→ **TASK DETAILS**:
Extract every line of the records below and reproduce each one unchanged, in its original order.

→ **MATERIAL PROVIDED**:
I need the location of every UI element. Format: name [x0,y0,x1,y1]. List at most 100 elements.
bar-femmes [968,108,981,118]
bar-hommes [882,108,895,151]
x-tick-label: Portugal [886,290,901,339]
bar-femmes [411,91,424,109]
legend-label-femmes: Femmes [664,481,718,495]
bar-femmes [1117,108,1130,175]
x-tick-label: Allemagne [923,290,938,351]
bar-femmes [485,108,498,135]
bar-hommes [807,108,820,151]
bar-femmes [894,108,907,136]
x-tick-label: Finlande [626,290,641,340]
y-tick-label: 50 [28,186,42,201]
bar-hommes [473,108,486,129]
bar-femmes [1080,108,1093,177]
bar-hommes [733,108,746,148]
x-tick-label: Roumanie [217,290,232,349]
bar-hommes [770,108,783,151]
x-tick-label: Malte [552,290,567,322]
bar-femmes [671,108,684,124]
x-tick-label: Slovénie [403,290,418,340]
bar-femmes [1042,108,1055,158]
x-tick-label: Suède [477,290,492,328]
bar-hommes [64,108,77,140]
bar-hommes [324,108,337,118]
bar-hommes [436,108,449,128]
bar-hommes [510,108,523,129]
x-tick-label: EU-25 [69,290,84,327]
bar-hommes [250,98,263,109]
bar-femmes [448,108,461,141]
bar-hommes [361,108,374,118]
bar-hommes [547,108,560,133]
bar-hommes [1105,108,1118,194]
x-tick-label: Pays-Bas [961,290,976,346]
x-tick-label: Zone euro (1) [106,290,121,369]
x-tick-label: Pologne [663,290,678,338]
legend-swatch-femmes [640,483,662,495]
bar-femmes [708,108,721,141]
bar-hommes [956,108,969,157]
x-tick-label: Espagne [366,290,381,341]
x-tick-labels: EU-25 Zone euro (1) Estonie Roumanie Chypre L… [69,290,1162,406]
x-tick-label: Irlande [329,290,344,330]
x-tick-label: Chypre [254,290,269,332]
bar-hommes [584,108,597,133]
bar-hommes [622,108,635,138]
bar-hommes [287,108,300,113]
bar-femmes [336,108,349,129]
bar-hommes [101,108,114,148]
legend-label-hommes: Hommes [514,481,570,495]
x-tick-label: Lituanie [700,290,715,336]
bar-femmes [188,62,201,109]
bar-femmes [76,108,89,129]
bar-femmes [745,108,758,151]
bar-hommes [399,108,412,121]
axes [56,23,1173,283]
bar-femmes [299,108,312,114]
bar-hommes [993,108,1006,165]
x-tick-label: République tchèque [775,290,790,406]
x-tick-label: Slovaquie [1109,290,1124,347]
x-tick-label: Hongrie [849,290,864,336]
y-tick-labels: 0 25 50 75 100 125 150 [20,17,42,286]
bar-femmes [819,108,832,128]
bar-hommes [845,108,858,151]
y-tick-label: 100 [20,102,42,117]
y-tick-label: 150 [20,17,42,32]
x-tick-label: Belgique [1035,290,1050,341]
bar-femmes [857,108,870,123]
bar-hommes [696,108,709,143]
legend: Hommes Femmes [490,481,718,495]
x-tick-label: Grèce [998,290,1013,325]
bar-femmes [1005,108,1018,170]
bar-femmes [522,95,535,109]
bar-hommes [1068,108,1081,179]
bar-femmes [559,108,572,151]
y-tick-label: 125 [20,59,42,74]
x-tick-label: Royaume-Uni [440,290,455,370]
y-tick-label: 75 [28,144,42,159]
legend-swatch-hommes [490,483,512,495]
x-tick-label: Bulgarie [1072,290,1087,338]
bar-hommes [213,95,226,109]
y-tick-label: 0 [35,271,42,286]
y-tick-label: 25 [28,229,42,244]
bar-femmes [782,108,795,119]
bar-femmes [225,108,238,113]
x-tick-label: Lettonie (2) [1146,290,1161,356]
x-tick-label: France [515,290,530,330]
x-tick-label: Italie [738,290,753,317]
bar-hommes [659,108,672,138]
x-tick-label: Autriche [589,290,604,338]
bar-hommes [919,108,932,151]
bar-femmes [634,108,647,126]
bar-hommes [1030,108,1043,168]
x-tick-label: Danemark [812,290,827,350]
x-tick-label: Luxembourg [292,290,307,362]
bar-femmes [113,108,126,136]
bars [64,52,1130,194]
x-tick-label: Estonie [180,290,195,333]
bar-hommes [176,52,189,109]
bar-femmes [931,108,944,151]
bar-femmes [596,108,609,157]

→ **RESULT OF THIS EXERCISE**:
I need the location of every UI element. Format: name [x0,y0,x1,y1]. List at most 100 elements.
bar-femmes [968,108,981,118]
bar-hommes [882,108,895,151]
x-tick-label: Portugal [886,290,901,339]
bar-femmes [411,91,424,109]
legend-label-femmes: Femmes [664,481,718,495]
bar-femmes [1117,108,1130,175]
x-tick-label: Allemagne [923,290,938,351]
bar-femmes [485,108,498,135]
bar-hommes [807,108,820,151]
bar-femmes [894,108,907,136]
x-tick-label: Finlande [626,290,641,340]
y-tick-label: 50 [28,186,42,201]
bar-hommes [473,108,486,129]
bar-femmes [1080,108,1093,177]
bar-hommes [733,108,746,148]
x-tick-label: Roumanie [217,290,232,349]
bar-hommes [770,108,783,151]
x-tick-label: Malte [552,290,567,322]
bar-femmes [671,108,684,124]
x-tick-label: Slovénie [403,290,418,340]
bar-femmes [1042,108,1055,158]
x-tick-label: Suède [477,290,492,328]
bar-hommes [64,108,77,140]
bar-hommes [324,108,337,118]
bar-hommes [436,108,449,128]
bar-hommes [510,108,523,129]
x-tick-label: EU-25 [69,290,84,327]
bar-hommes [250,98,263,109]
bar-femmes [448,108,461,141]
bar-hommes [361,108,374,118]
bar-hommes [547,108,560,133]
bar-hommes [1105,108,1118,194]
x-tick-label: Pays-Bas [961,290,976,346]
x-tick-label: Zone euro (1) [106,290,121,369]
x-tick-label: Pologne [663,290,678,338]
legend-swatch-femmes [640,483,662,495]
bar-femmes [708,108,721,141]
bar-hommes [956,108,969,157]
x-tick-label: Espagne [366,290,381,341]
x-tick-labels: EU-25 Zone euro (1) Estonie Roumanie Chypre L… [69,290,1162,406]
x-tick-label: Irlande [329,290,344,330]
x-tick-label: Chypre [254,290,269,332]
bar-hommes [584,108,597,133]
bar-hommes [622,108,635,138]
bar-hommes [287,108,300,113]
bar-femmes [336,108,349,129]
bar-hommes [101,108,114,148]
legend-label-hommes: Hommes [514,481,570,495]
x-tick-label: Lituanie [700,290,715,336]
bar-femmes [188,62,201,109]
bar-femmes [76,108,89,129]
bar-femmes [745,108,758,151]
bar-hommes [399,108,412,121]
axes [56,23,1173,283]
bar-femmes [299,108,312,114]
bar-hommes [993,108,1006,165]
x-tick-label: République tchèque [775,290,790,406]
x-tick-label: Slovaquie [1109,290,1124,347]
x-tick-label: Hongrie [849,290,864,336]
y-tick-labels: 0 25 50 75 100 125 150 [20,17,42,286]
bar-femmes [819,108,832,128]
bar-hommes [845,108,858,151]
y-tick-label: 100 [20,102,42,117]
y-tick-label: 150 [20,17,42,32]
x-tick-label: Belgique [1035,290,1050,341]
bar-femmes [857,108,870,123]
bar-hommes [696,108,709,143]
legend: Hommes Femmes [490,481,718,495]
x-tick-label: Grèce [998,290,1013,325]
bar-femmes [1005,108,1018,170]
bar-femmes [522,95,535,109]
bar-hommes [1068,108,1081,179]
bar-femmes [559,108,572,151]
y-tick-label: 125 [20,59,42,74]
x-tick-label: Royaume-Uni [440,290,455,370]
y-tick-label: 75 [28,144,42,159]
legend-swatch-hommes [490,483,512,495]
x-tick-label: Bulgarie [1072,290,1087,338]
bar-hommes [213,95,226,109]
y-tick-label: 0 [35,271,42,286]
y-tick-label: 25 [28,229,42,244]
bar-femmes [782,108,795,119]
bar-femmes [225,108,238,113]
x-tick-label: Lettonie (2) [1146,290,1161,356]
x-tick-label: France [515,290,530,330]
x-tick-label: Italie [738,290,753,317]
bar-hommes [659,108,672,138]
x-tick-label: Autriche [589,290,604,338]
bar-hommes [919,108,932,151]
bar-femmes [634,108,647,126]
bar-hommes [1030,108,1043,168]
x-tick-label: Danemark [812,290,827,350]
x-tick-label: Luxembourg [292,290,307,362]
bar-femmes [113,108,126,136]
bars [64,52,1130,194]
x-tick-label: Estonie [180,290,195,333]
bar-hommes [176,52,189,109]
bar-femmes [931,108,944,151]
bar-femmes [596,108,609,157]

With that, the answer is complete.